CHALLENGE
Count the lines containing "Population" in the entries underneath, and state that count without anything else.

(Saved entries)
"""
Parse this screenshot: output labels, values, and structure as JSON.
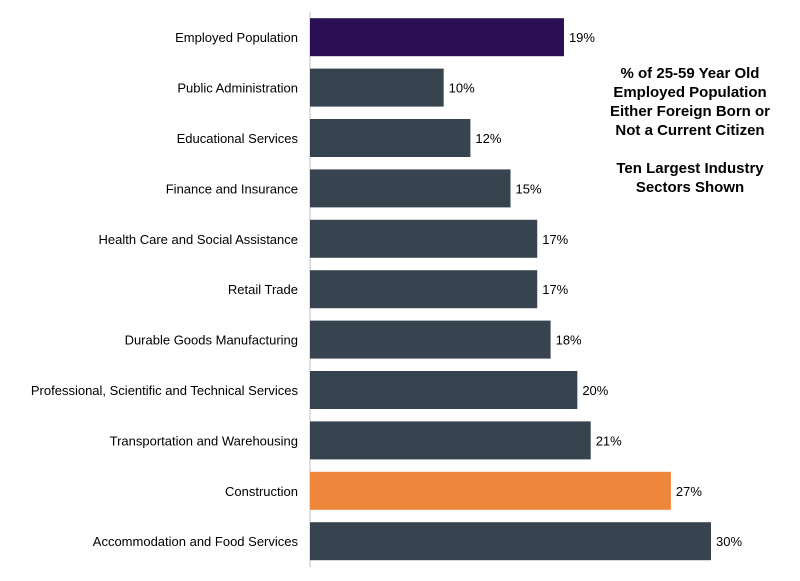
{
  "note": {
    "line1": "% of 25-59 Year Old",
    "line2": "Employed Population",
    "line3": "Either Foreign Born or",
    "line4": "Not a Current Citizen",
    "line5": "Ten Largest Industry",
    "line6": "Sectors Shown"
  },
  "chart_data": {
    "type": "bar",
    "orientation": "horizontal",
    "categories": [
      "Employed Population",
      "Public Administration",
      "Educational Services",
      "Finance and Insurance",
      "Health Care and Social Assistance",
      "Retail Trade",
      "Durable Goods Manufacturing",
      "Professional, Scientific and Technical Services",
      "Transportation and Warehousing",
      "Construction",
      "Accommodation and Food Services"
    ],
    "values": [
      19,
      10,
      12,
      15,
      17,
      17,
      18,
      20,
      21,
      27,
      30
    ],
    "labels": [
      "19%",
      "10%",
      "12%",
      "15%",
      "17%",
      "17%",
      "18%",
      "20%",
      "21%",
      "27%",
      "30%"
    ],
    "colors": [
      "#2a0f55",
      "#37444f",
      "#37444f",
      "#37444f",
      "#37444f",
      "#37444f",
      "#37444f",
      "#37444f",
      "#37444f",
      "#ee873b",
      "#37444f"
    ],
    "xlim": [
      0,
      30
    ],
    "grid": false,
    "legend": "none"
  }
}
"""
"""
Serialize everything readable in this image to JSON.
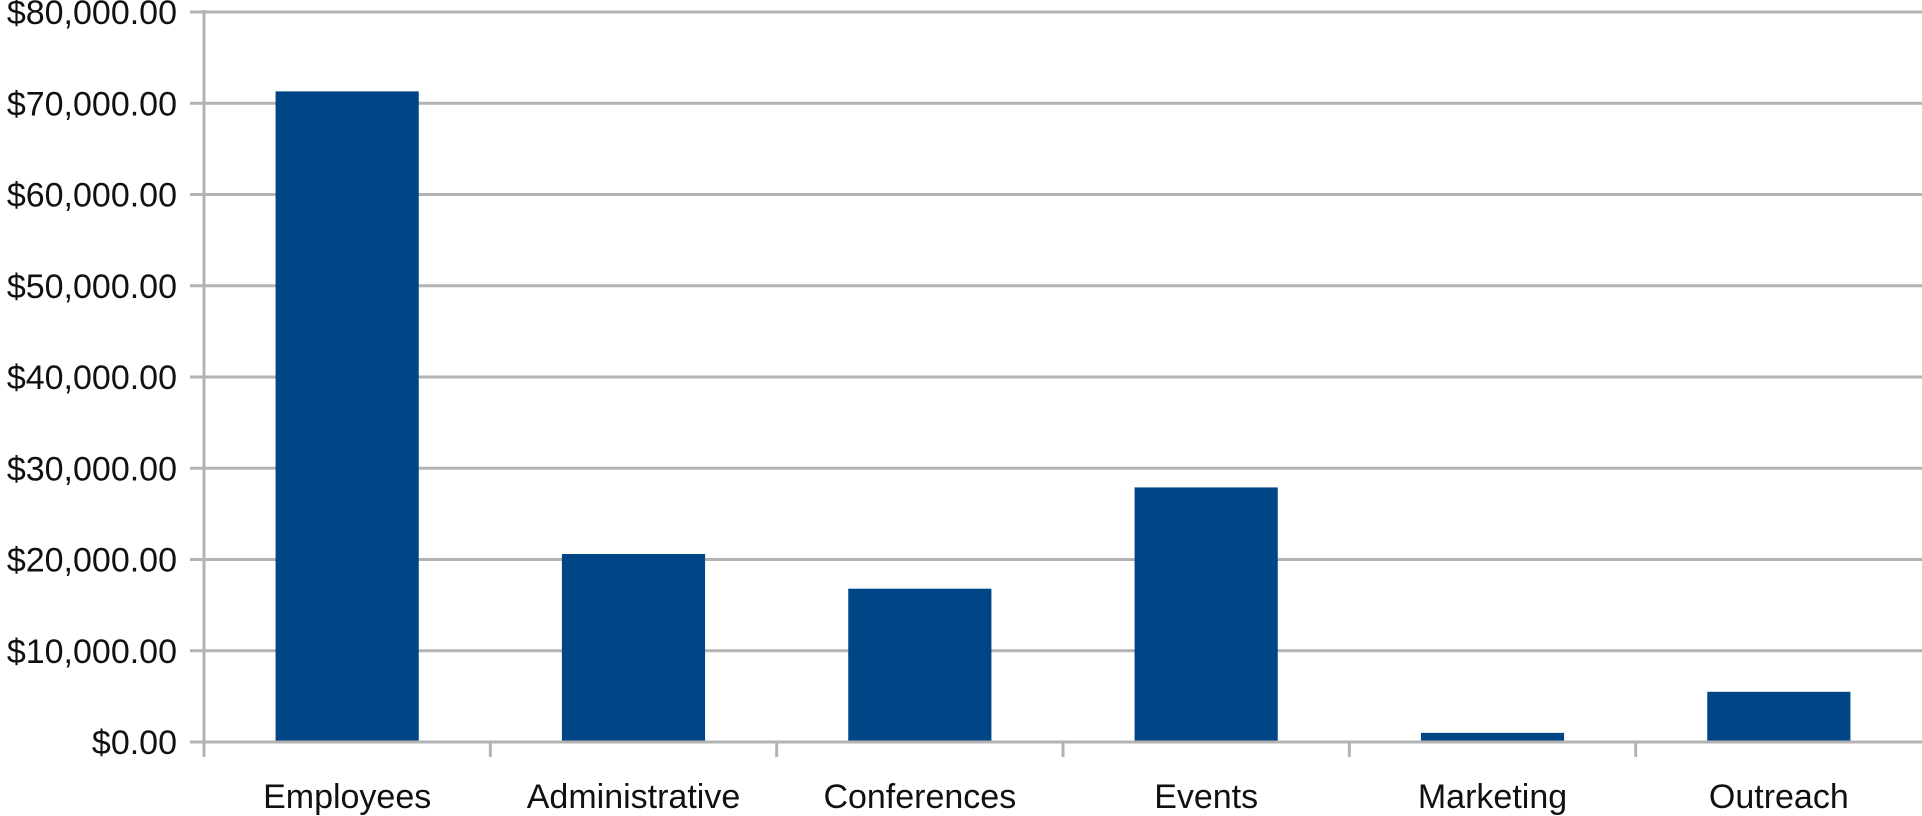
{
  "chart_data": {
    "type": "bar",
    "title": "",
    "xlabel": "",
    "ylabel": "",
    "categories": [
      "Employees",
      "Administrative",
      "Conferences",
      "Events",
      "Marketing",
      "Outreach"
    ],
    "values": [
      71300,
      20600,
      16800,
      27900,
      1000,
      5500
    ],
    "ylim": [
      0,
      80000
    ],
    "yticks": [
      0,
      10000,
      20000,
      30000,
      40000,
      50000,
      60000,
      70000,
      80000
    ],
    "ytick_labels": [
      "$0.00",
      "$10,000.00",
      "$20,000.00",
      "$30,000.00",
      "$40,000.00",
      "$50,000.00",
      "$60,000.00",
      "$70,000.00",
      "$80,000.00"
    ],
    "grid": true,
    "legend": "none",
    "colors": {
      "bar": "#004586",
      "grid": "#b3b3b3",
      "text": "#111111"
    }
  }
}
"""
WORKED ANSWER
2